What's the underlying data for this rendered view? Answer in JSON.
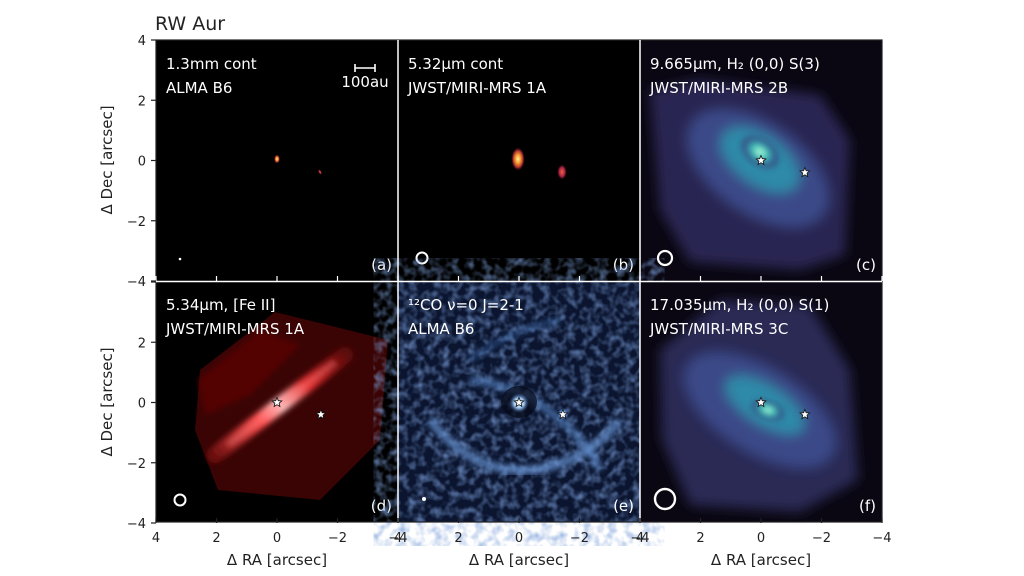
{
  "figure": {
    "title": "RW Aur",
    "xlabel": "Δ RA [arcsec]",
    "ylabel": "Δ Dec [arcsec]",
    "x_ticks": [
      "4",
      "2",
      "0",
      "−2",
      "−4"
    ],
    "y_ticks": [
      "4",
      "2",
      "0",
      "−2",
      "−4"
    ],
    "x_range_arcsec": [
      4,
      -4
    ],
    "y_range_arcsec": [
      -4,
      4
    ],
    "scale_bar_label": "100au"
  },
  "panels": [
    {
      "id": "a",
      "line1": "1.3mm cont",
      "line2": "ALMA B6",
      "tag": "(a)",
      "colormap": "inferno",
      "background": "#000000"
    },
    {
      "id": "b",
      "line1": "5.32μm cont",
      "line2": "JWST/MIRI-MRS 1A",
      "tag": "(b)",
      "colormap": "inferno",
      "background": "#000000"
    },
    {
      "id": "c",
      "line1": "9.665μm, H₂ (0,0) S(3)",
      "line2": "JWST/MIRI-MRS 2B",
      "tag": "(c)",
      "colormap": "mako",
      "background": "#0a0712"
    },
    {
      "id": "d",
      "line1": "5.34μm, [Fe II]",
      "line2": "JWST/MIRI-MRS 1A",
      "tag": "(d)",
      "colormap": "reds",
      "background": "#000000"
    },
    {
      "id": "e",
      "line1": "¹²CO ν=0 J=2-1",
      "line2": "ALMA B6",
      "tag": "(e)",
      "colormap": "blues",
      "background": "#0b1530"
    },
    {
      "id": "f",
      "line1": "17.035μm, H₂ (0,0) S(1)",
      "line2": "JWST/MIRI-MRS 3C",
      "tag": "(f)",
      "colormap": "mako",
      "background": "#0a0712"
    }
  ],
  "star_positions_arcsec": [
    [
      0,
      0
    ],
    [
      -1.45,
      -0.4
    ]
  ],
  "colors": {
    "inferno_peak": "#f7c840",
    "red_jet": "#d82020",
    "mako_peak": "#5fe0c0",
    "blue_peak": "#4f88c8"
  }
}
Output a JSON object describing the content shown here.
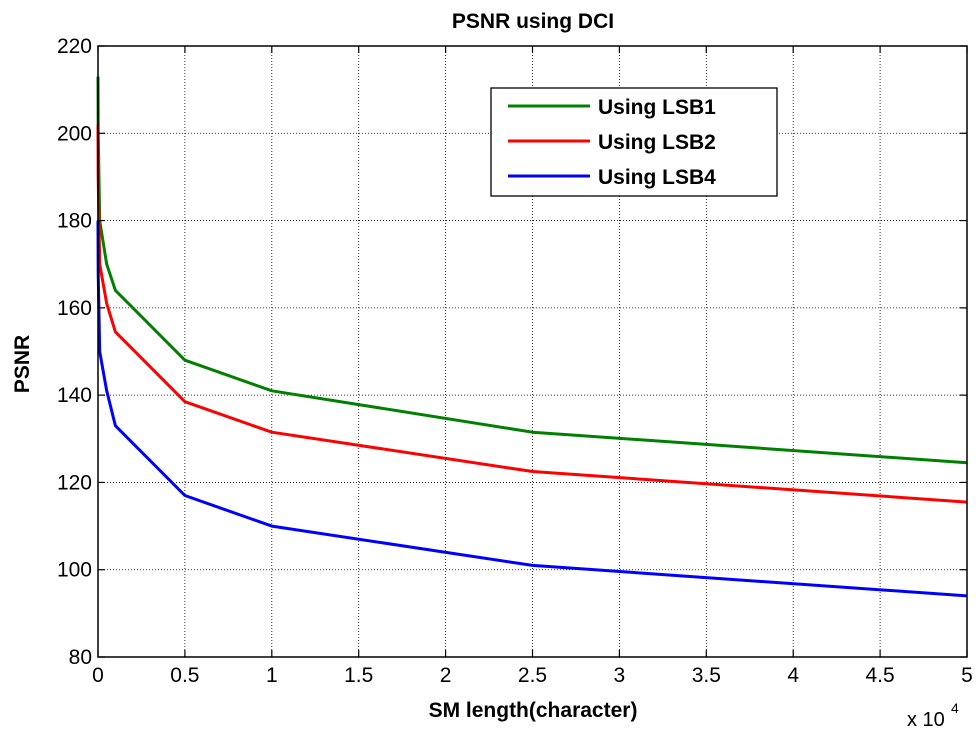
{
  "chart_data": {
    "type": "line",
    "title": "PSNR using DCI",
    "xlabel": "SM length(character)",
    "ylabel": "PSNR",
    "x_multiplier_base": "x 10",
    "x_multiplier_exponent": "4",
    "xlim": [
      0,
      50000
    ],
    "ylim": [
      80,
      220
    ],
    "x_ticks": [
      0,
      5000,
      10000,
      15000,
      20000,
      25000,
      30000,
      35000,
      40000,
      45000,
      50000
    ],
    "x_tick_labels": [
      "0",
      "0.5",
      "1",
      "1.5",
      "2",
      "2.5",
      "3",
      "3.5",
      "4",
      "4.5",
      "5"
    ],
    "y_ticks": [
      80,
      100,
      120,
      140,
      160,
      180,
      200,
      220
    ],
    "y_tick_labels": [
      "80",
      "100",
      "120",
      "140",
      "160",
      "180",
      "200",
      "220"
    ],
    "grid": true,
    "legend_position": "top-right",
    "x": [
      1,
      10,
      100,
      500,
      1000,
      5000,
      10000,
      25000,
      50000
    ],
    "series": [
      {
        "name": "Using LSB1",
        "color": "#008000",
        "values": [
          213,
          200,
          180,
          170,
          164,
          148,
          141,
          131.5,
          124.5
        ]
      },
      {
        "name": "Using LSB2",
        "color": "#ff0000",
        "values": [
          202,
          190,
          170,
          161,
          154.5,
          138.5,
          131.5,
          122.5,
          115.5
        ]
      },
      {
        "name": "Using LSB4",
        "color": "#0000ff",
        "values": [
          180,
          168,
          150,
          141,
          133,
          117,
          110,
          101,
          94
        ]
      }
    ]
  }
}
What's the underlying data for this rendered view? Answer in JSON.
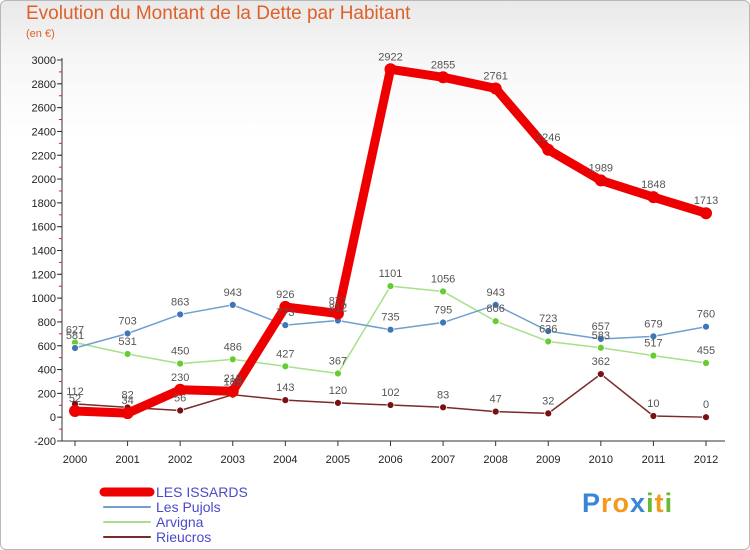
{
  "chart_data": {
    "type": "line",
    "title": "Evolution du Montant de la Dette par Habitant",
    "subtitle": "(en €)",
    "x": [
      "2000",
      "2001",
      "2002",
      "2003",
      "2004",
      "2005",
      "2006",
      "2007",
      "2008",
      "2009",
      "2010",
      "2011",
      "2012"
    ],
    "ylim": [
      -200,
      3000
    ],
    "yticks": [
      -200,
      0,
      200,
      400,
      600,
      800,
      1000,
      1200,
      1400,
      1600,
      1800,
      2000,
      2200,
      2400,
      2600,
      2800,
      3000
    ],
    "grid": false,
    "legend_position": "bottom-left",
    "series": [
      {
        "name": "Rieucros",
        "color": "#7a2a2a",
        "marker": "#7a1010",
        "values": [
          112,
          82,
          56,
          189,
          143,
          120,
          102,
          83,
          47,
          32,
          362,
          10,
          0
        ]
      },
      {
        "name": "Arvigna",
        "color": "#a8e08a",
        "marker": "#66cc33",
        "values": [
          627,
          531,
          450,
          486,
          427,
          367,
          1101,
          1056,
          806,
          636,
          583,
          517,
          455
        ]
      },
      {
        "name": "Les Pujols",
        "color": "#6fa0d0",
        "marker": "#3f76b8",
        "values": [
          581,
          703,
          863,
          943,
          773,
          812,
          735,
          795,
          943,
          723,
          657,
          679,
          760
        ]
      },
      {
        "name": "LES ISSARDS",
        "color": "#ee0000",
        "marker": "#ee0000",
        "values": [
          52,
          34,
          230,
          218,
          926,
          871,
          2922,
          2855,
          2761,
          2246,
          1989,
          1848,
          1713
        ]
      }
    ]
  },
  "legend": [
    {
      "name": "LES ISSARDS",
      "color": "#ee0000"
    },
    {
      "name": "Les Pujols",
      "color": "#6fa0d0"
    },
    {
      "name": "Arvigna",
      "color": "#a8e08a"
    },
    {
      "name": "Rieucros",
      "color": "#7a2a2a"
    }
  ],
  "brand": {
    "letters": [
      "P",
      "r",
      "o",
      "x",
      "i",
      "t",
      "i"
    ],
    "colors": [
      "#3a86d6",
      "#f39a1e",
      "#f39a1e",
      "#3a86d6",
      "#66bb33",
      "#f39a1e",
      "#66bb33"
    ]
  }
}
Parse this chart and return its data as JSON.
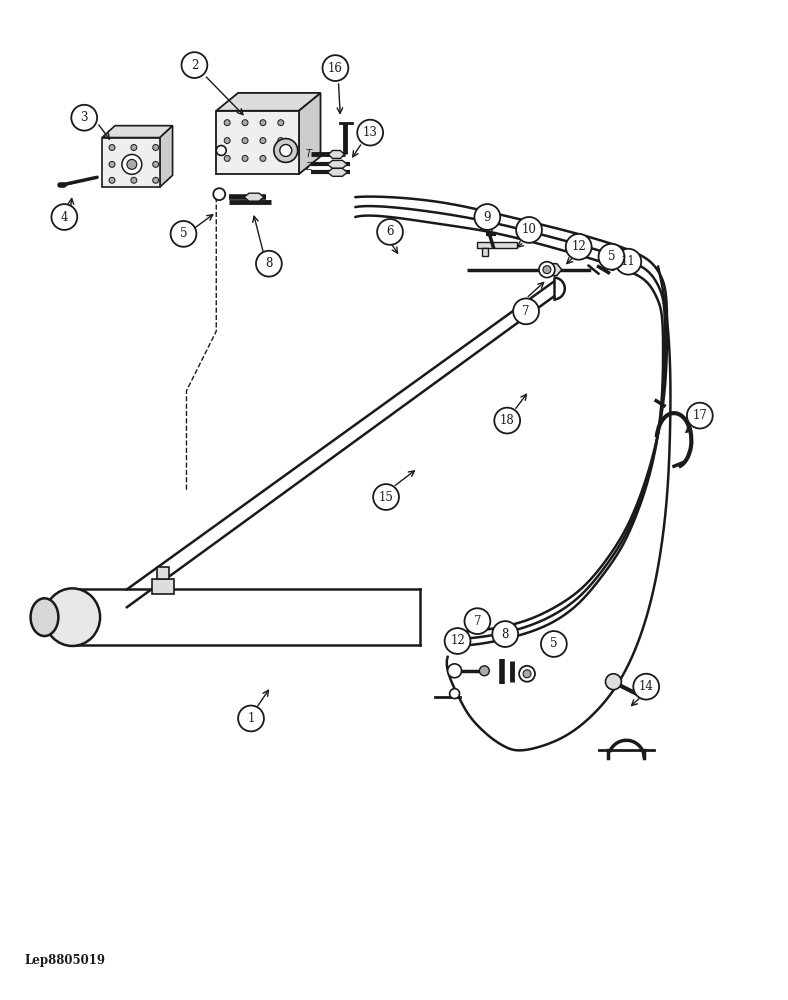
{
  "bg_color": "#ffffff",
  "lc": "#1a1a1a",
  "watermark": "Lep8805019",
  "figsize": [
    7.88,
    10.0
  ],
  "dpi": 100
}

# Description of the task
Copy every entry word for word, but omit the pictures.

# The result
What's the underlying data for this rendered view? Answer in JSON.
{
  "figure": {
    "title": "RW Aur",
    "xlabel": "Δ RA [arcsec]",
    "ylabel": "Δ Dec [arcsec]",
    "x_ticks": [
      "4",
      "2",
      "0",
      "−2",
      "−4"
    ],
    "y_ticks": [
      "4",
      "2",
      "0",
      "−2",
      "−4"
    ],
    "x_range_arcsec": [
      4,
      -4
    ],
    "y_range_arcsec": [
      -4,
      4
    ],
    "scale_bar_label": "100au"
  },
  "panels": [
    {
      "id": "a",
      "line1": "1.3mm cont",
      "line2": "ALMA B6",
      "tag": "(a)",
      "colormap": "inferno",
      "background": "#000000"
    },
    {
      "id": "b",
      "line1": "5.32μm cont",
      "line2": "JWST/MIRI-MRS 1A",
      "tag": "(b)",
      "colormap": "inferno",
      "background": "#000000"
    },
    {
      "id": "c",
      "line1": "9.665μm, H₂ (0,0) S(3)",
      "line2": "JWST/MIRI-MRS 2B",
      "tag": "(c)",
      "colormap": "mako",
      "background": "#0a0712"
    },
    {
      "id": "d",
      "line1": "5.34μm, [Fe II]",
      "line2": "JWST/MIRI-MRS 1A",
      "tag": "(d)",
      "colormap": "reds",
      "background": "#000000"
    },
    {
      "id": "e",
      "line1": "¹²CO ν=0 J=2-1",
      "line2": "ALMA B6",
      "tag": "(e)",
      "colormap": "blues",
      "background": "#0b1530"
    },
    {
      "id": "f",
      "line1": "17.035μm, H₂ (0,0) S(1)",
      "line2": "JWST/MIRI-MRS 3C",
      "tag": "(f)",
      "colormap": "mako",
      "background": "#0a0712"
    }
  ],
  "star_positions_arcsec": [
    [
      0,
      0
    ],
    [
      -1.45,
      -0.4
    ]
  ],
  "colors": {
    "inferno_peak": "#f7c840",
    "red_jet": "#d82020",
    "mako_peak": "#5fe0c0",
    "blue_peak": "#4f88c8"
  }
}
Output a JSON object describing the content shown here.
{
  "chart_data": {
    "type": "line",
    "title": "PSNR using DCI",
    "xlabel": "SM length(character)",
    "ylabel": "PSNR",
    "x_multiplier_base": "x 10",
    "x_multiplier_exponent": "4",
    "xlim": [
      0,
      50000
    ],
    "ylim": [
      80,
      220
    ],
    "x_ticks": [
      0,
      5000,
      10000,
      15000,
      20000,
      25000,
      30000,
      35000,
      40000,
      45000,
      50000
    ],
    "x_tick_labels": [
      "0",
      "0.5",
      "1",
      "1.5",
      "2",
      "2.5",
      "3",
      "3.5",
      "4",
      "4.5",
      "5"
    ],
    "y_ticks": [
      80,
      100,
      120,
      140,
      160,
      180,
      200,
      220
    ],
    "y_tick_labels": [
      "80",
      "100",
      "120",
      "140",
      "160",
      "180",
      "200",
      "220"
    ],
    "grid": true,
    "legend_position": "top-right",
    "x": [
      1,
      10,
      100,
      500,
      1000,
      5000,
      10000,
      25000,
      50000
    ],
    "series": [
      {
        "name": "Using LSB1",
        "color": "#008000",
        "values": [
          213,
          200,
          180,
          170,
          164,
          148,
          141,
          131.5,
          124.5
        ]
      },
      {
        "name": "Using LSB2",
        "color": "#ff0000",
        "values": [
          202,
          190,
          170,
          161,
          154.5,
          138.5,
          131.5,
          122.5,
          115.5
        ]
      },
      {
        "name": "Using LSB4",
        "color": "#0000ff",
        "values": [
          180,
          168,
          150,
          141,
          133,
          117,
          110,
          101,
          94
        ]
      }
    ]
  }
}
What's the underlying data for this rendered view? Answer in JSON.
{
  "chart_data": {
    "type": "line",
    "title": "Evolution du Montant de la Dette par Habitant",
    "subtitle": "(en €)",
    "x": [
      "2000",
      "2001",
      "2002",
      "2003",
      "2004",
      "2005",
      "2006",
      "2007",
      "2008",
      "2009",
      "2010",
      "2011",
      "2012"
    ],
    "ylim": [
      -200,
      3000
    ],
    "yticks": [
      -200,
      0,
      200,
      400,
      600,
      800,
      1000,
      1200,
      1400,
      1600,
      1800,
      2000,
      2200,
      2400,
      2600,
      2800,
      3000
    ],
    "grid": false,
    "legend_position": "bottom-left",
    "series": [
      {
        "name": "Rieucros",
        "color": "#7a2a2a",
        "marker": "#7a1010",
        "values": [
          112,
          82,
          56,
          189,
          143,
          120,
          102,
          83,
          47,
          32,
          362,
          10,
          0
        ]
      },
      {
        "name": "Arvigna",
        "color": "#a8e08a",
        "marker": "#66cc33",
        "values": [
          627,
          531,
          450,
          486,
          427,
          367,
          1101,
          1056,
          806,
          636,
          583,
          517,
          455
        ]
      },
      {
        "name": "Les Pujols",
        "color": "#6fa0d0",
        "marker": "#3f76b8",
        "values": [
          581,
          703,
          863,
          943,
          773,
          812,
          735,
          795,
          943,
          723,
          657,
          679,
          760
        ]
      },
      {
        "name": "LES ISSARDS",
        "color": "#ee0000",
        "marker": "#ee0000",
        "values": [
          52,
          34,
          230,
          218,
          926,
          871,
          2922,
          2855,
          2761,
          2246,
          1989,
          1848,
          1713
        ]
      }
    ]
  },
  "legend": [
    {
      "name": "LES ISSARDS",
      "color": "#ee0000"
    },
    {
      "name": "Les Pujols",
      "color": "#6fa0d0"
    },
    {
      "name": "Arvigna",
      "color": "#a8e08a"
    },
    {
      "name": "Rieucros",
      "color": "#7a2a2a"
    }
  ],
  "brand": {
    "letters": [
      "P",
      "r",
      "o",
      "x",
      "i",
      "t",
      "i"
    ],
    "colors": [
      "#3a86d6",
      "#f39a1e",
      "#f39a1e",
      "#3a86d6",
      "#66bb33",
      "#f39a1e",
      "#66bb33"
    ]
  }
}
Parse this chart and return its data as JSON.
{
  "bg_color": "#ffffff",
  "lc": "#1a1a1a",
  "watermark": "Lep8805019",
  "figsize": [
    7.88,
    10.0
  ],
  "dpi": 100
}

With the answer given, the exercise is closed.